Figure contents as structured data:
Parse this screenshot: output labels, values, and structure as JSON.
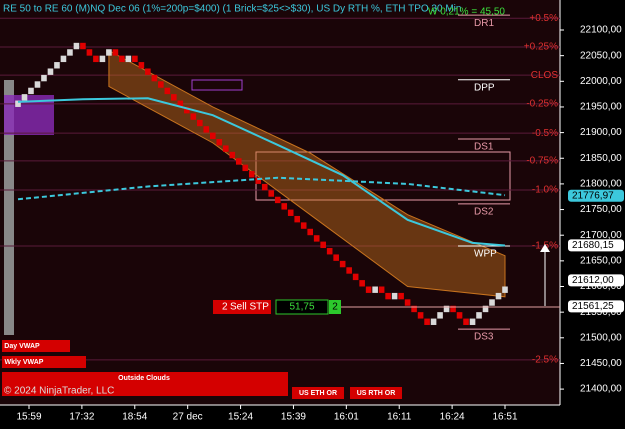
{
  "header": {
    "title": "RE 50 to RE 60 (M)NQ Dec 06 (1%=200p=$400) (1 Brick=$25<>$30), US Dy RTH %, ETH TPO 30 Min",
    "stat": "W 0,21% = 45,50",
    "copyright": "© 2024 NinjaTrader, LLC"
  },
  "buttons": [
    "Day VWAP",
    "Wkly VWAP",
    "Outside Clouds",
    "US ETH OR",
    "US RTH OR"
  ],
  "order": {
    "quantity": 2,
    "action": "Sell STP",
    "offset": "51,75",
    "count": 2
  },
  "chart_data": {
    "type": "renko",
    "categories": [
      "15:59",
      "17:32",
      "18:54",
      "27 dec",
      "15:24",
      "15:39",
      "16:01",
      "16:11",
      "16:24",
      "16:51"
    ],
    "open": 21950,
    "closes": [
      21962.5,
      21975,
      21987.5,
      22000,
      22012.5,
      22025,
      22037.5,
      22050,
      22062.5,
      22075,
      22062.5,
      22050,
      22037.5,
      22050,
      22062.5,
      22050,
      22037.5,
      22050,
      22037.5,
      22025,
      22012.5,
      22000,
      21987.5,
      21975,
      21962.5,
      21950,
      21937.5,
      21925,
      21912.5,
      21900,
      21887.5,
      21875,
      21862.5,
      21850,
      21837.5,
      21825,
      21812.5,
      21800,
      21787.5,
      21775,
      21762.5,
      21750,
      21737.5,
      21725,
      21712.5,
      21700,
      21687.5,
      21675,
      21662.5,
      21650,
      21637.5,
      21625,
      21612.5,
      21600,
      21587.5,
      21600,
      21587.5,
      21575,
      21587.5,
      21575,
      21562.5,
      21550,
      21537.5,
      21525,
      21537.5,
      21550,
      21562.5,
      21550,
      21537.5,
      21525,
      21537.5,
      21550,
      21562.5,
      21575,
      21587.5,
      21600
    ],
    "up_color": "#d9d9d9",
    "down_color": "#e00000",
    "ylim": [
      21369,
      22158.5
    ],
    "yticks": [
      {
        "value": 22100,
        "label": "22100,00"
      },
      {
        "value": 22050,
        "label": "22050,00"
      },
      {
        "value": 22000,
        "label": "22000,00"
      },
      {
        "value": 21950,
        "label": "21950,00"
      },
      {
        "value": 21900,
        "label": "21900,00"
      },
      {
        "value": 21850,
        "label": "21850,00"
      },
      {
        "value": 21800,
        "label": "21800,00"
      },
      {
        "value": 21750,
        "label": "21750,00"
      },
      {
        "value": 21700,
        "label": "21700,00"
      },
      {
        "value": 21650,
        "label": "21650,00"
      },
      {
        "value": 21600,
        "label": "21600,00"
      },
      {
        "value": 21550,
        "label": "21550,00"
      },
      {
        "value": 21500,
        "label": "21500,00"
      },
      {
        "value": 21450,
        "label": "21450,00"
      },
      {
        "value": 21400,
        "label": "21400,00"
      }
    ],
    "cloud": {
      "color": "#c8731e",
      "x": [
        14,
        30,
        45,
        60,
        75
      ],
      "upper": [
        22060,
        21950,
        21860,
        21740,
        21660
      ],
      "lower": [
        21990,
        21880,
        21740,
        21600,
        21580
      ]
    },
    "vwap": {
      "color": "#3cc8dc",
      "x": [
        0,
        10,
        20,
        30,
        40,
        50,
        60,
        70,
        75
      ],
      "values": [
        21960,
        21965,
        21967,
        21934,
        21876,
        21817,
        21730,
        21685,
        21680
      ]
    },
    "vwap_weekly": {
      "color": "#3cc8dc",
      "x": [
        0,
        20,
        40,
        60,
        75
      ],
      "values": [
        21770,
        21795,
        21812,
        21800,
        21778
      ]
    },
    "levels": [
      {
        "label": "DR1",
        "value": 22129,
        "color": "#e89aa8"
      },
      {
        "label": "DPP",
        "value": 22003,
        "color": "#ffffff"
      },
      {
        "label": "DS1",
        "value": 21887.5,
        "color": "#e89aa8"
      },
      {
        "label": "DS2",
        "value": 21761,
        "color": "#e89aa8"
      },
      {
        "label": "WPP",
        "value": 21679,
        "color": "#ffffff"
      },
      {
        "label": "DS3",
        "value": 21517,
        "color": "#e89aa8"
      }
    ],
    "pct_levels": [
      {
        "label": "+0.5%",
        "value": 22123
      },
      {
        "label": "+0.25%",
        "value": 22067
      },
      {
        "label": "CLOS",
        "value": 22012
      },
      {
        "label": "-0.25%",
        "value": 21956
      },
      {
        "label": "-0.5%",
        "value": 21899
      },
      {
        "label": "-0.75%",
        "value": 21845
      },
      {
        "label": "-1.0%",
        "value": 21788
      },
      {
        "label": "-1.5%",
        "value": 21679
      },
      {
        "label": "-2.5%",
        "value": 21457
      }
    ],
    "price_markers": [
      {
        "label": "21776,97",
        "value": 21776.97,
        "color": "#3cc8dc"
      },
      {
        "label": "21680,15",
        "value": 21680.15,
        "color": "#ffffff"
      },
      {
        "label": "21612,00",
        "value": 21612,
        "color": "#ffffff"
      },
      {
        "label": "21561,25",
        "value": 21561.25,
        "color": "#ffffff"
      }
    ]
  }
}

> [EXERCISE DESCRIPTION]:
Set down every entry word for word, but omit the pictures.

> [ANSWER BELOW]:
Parse this screenshot: output labels, values, and structure as JSON.
{
  "header": {
    "title": "RE 50 to RE 60 (M)NQ Dec 06 (1%=200p=$400) (1 Brick=$25<>$30), US Dy RTH %, ETH TPO 30 Min",
    "stat": "W 0,21% = 45,50",
    "copyright": "© 2024 NinjaTrader, LLC"
  },
  "buttons": [
    "Day VWAP",
    "Wkly VWAP",
    "Outside Clouds",
    "US ETH OR",
    "US RTH OR"
  ],
  "order": {
    "quantity": 2,
    "action": "Sell STP",
    "offset": "51,75",
    "count": 2
  },
  "chart_data": {
    "type": "renko",
    "categories": [
      "15:59",
      "17:32",
      "18:54",
      "27 dec",
      "15:24",
      "15:39",
      "16:01",
      "16:11",
      "16:24",
      "16:51"
    ],
    "open": 21950,
    "closes": [
      21962.5,
      21975,
      21987.5,
      22000,
      22012.5,
      22025,
      22037.5,
      22050,
      22062.5,
      22075,
      22062.5,
      22050,
      22037.5,
      22050,
      22062.5,
      22050,
      22037.5,
      22050,
      22037.5,
      22025,
      22012.5,
      22000,
      21987.5,
      21975,
      21962.5,
      21950,
      21937.5,
      21925,
      21912.5,
      21900,
      21887.5,
      21875,
      21862.5,
      21850,
      21837.5,
      21825,
      21812.5,
      21800,
      21787.5,
      21775,
      21762.5,
      21750,
      21737.5,
      21725,
      21712.5,
      21700,
      21687.5,
      21675,
      21662.5,
      21650,
      21637.5,
      21625,
      21612.5,
      21600,
      21587.5,
      21600,
      21587.5,
      21575,
      21587.5,
      21575,
      21562.5,
      21550,
      21537.5,
      21525,
      21537.5,
      21550,
      21562.5,
      21550,
      21537.5,
      21525,
      21537.5,
      21550,
      21562.5,
      21575,
      21587.5,
      21600
    ],
    "up_color": "#d9d9d9",
    "down_color": "#e00000",
    "ylim": [
      21369,
      22158.5
    ],
    "yticks": [
      {
        "value": 22100,
        "label": "22100,00"
      },
      {
        "value": 22050,
        "label": "22050,00"
      },
      {
        "value": 22000,
        "label": "22000,00"
      },
      {
        "value": 21950,
        "label": "21950,00"
      },
      {
        "value": 21900,
        "label": "21900,00"
      },
      {
        "value": 21850,
        "label": "21850,00"
      },
      {
        "value": 21800,
        "label": "21800,00"
      },
      {
        "value": 21750,
        "label": "21750,00"
      },
      {
        "value": 21700,
        "label": "21700,00"
      },
      {
        "value": 21650,
        "label": "21650,00"
      },
      {
        "value": 21600,
        "label": "21600,00"
      },
      {
        "value": 21550,
        "label": "21550,00"
      },
      {
        "value": 21500,
        "label": "21500,00"
      },
      {
        "value": 21450,
        "label": "21450,00"
      },
      {
        "value": 21400,
        "label": "21400,00"
      }
    ],
    "cloud": {
      "color": "#c8731e",
      "x": [
        14,
        30,
        45,
        60,
        75
      ],
      "upper": [
        22060,
        21950,
        21860,
        21740,
        21660
      ],
      "lower": [
        21990,
        21880,
        21740,
        21600,
        21580
      ]
    },
    "vwap": {
      "color": "#3cc8dc",
      "x": [
        0,
        10,
        20,
        30,
        40,
        50,
        60,
        70,
        75
      ],
      "values": [
        21960,
        21965,
        21967,
        21934,
        21876,
        21817,
        21730,
        21685,
        21680
      ]
    },
    "vwap_weekly": {
      "color": "#3cc8dc",
      "x": [
        0,
        20,
        40,
        60,
        75
      ],
      "values": [
        21770,
        21795,
        21812,
        21800,
        21778
      ]
    },
    "levels": [
      {
        "label": "DR1",
        "value": 22129,
        "color": "#e89aa8"
      },
      {
        "label": "DPP",
        "value": 22003,
        "color": "#ffffff"
      },
      {
        "label": "DS1",
        "value": 21887.5,
        "color": "#e89aa8"
      },
      {
        "label": "DS2",
        "value": 21761,
        "color": "#e89aa8"
      },
      {
        "label": "WPP",
        "value": 21679,
        "color": "#ffffff"
      },
      {
        "label": "DS3",
        "value": 21517,
        "color": "#e89aa8"
      }
    ],
    "pct_levels": [
      {
        "label": "+0.5%",
        "value": 22123
      },
      {
        "label": "+0.25%",
        "value": 22067
      },
      {
        "label": "CLOS",
        "value": 22012
      },
      {
        "label": "-0.25%",
        "value": 21956
      },
      {
        "label": "-0.5%",
        "value": 21899
      },
      {
        "label": "-0.75%",
        "value": 21845
      },
      {
        "label": "-1.0%",
        "value": 21788
      },
      {
        "label": "-1.5%",
        "value": 21679
      },
      {
        "label": "-2.5%",
        "value": 21457
      }
    ],
    "price_markers": [
      {
        "label": "21776,97",
        "value": 21776.97,
        "color": "#3cc8dc"
      },
      {
        "label": "21680,15",
        "value": 21680.15,
        "color": "#ffffff"
      },
      {
        "label": "21612,00",
        "value": 21612,
        "color": "#ffffff"
      },
      {
        "label": "21561,25",
        "value": 21561.25,
        "color": "#ffffff"
      }
    ]
  }
}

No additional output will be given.